● Objective: Look through the data and write out every line with the word "this" in it.

[Some records]

(begin)

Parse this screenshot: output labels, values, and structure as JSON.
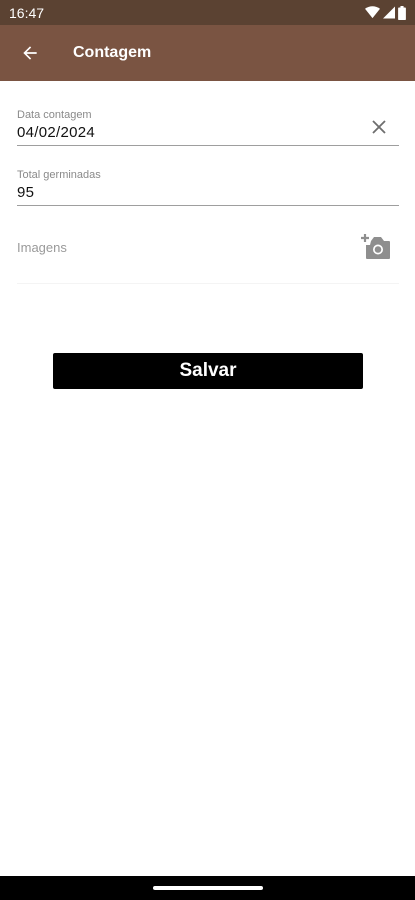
{
  "status_bar": {
    "time": "16:47",
    "icons": [
      "wifi-icon",
      "signal-icon",
      "battery-icon"
    ]
  },
  "app_bar": {
    "title": "Contagem",
    "back_icon": "arrow-left-icon"
  },
  "form": {
    "date_field": {
      "label": "Data contagem",
      "value": "04/02/2024",
      "clear_icon": "close-icon"
    },
    "total_field": {
      "label": "Total germinadas",
      "value": "95"
    },
    "images": {
      "label": "Imagens",
      "icon": "add-photo-icon"
    }
  },
  "actions": {
    "save_label": "Salvar"
  },
  "colors": {
    "status_bar": "#5b4232",
    "app_bar": "#7a5442",
    "button": "#000000",
    "nav_bar": "#000000"
  }
}
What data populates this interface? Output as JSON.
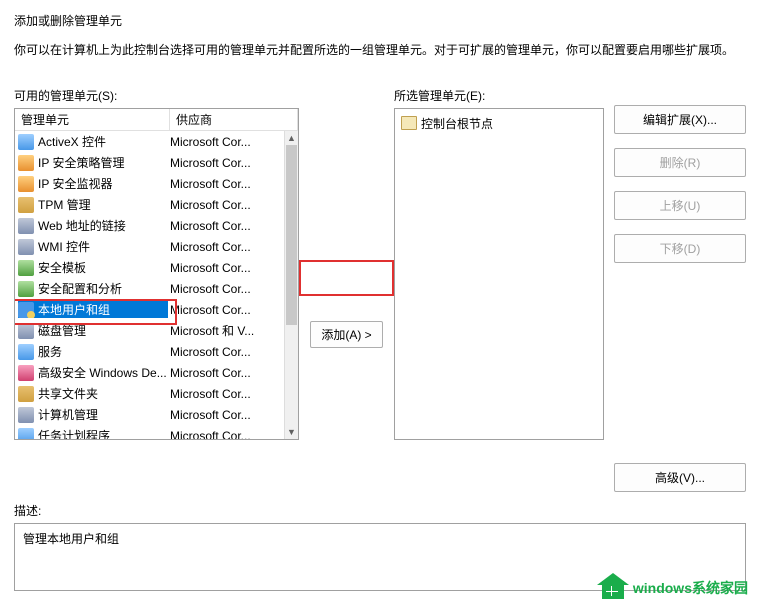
{
  "dialog": {
    "title": "添加或删除管理单元",
    "subtitle": "你可以在计算机上为此控制台选择可用的管理单元并配置所选的一组管理单元。对于可扩展的管理单元，你可以配置要启用哪些扩展项。"
  },
  "available": {
    "label": "可用的管理单元(S):",
    "headers": {
      "name": "管理单元",
      "vendor": "供应商"
    },
    "rows": [
      {
        "name": "ActiveX 控件",
        "vendor": "Microsoft Cor...",
        "icon": "ic2"
      },
      {
        "name": "IP 安全策略管理",
        "vendor": "Microsoft Cor...",
        "icon": "ic3"
      },
      {
        "name": "IP 安全监视器",
        "vendor": "Microsoft Cor...",
        "icon": "ic3"
      },
      {
        "name": "TPM 管理",
        "vendor": "Microsoft Cor...",
        "icon": "ic1"
      },
      {
        "name": "Web 地址的链接",
        "vendor": "Microsoft Cor...",
        "icon": "ic5"
      },
      {
        "name": "WMI 控件",
        "vendor": "Microsoft Cor...",
        "icon": "ic5"
      },
      {
        "name": "安全模板",
        "vendor": "Microsoft Cor...",
        "icon": "ic4"
      },
      {
        "name": "安全配置和分析",
        "vendor": "Microsoft Cor...",
        "icon": "ic4"
      },
      {
        "name": "本地用户和组",
        "vendor": "Microsoft Cor...",
        "icon": "ic7",
        "selected": true
      },
      {
        "name": "磁盘管理",
        "vendor": "Microsoft 和 V...",
        "icon": "ic5"
      },
      {
        "name": "服务",
        "vendor": "Microsoft Cor...",
        "icon": "ic2"
      },
      {
        "name": "高级安全 Windows De...",
        "vendor": "Microsoft Cor...",
        "icon": "ic6"
      },
      {
        "name": "共享文件夹",
        "vendor": "Microsoft Cor...",
        "icon": "ic1"
      },
      {
        "name": "计算机管理",
        "vendor": "Microsoft Cor...",
        "icon": "ic5"
      },
      {
        "name": "任务计划程序",
        "vendor": "Microsoft Cor...",
        "icon": "ic2"
      }
    ]
  },
  "selected_panel": {
    "label": "所选管理单元(E):",
    "root": "控制台根节点"
  },
  "buttons": {
    "add": "添加(A) >",
    "edit_ext": "编辑扩展(X)...",
    "remove": "删除(R)",
    "move_up": "上移(U)",
    "move_down": "下移(D)",
    "advanced": "高级(V)..."
  },
  "description": {
    "label": "描述:",
    "text": "管理本地用户和组"
  },
  "watermark": "windows系统家园"
}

(end)

● Result:
Parse this screenshot: output labels, values, and structure as JSON.
What data populates this interface? Output as JSON.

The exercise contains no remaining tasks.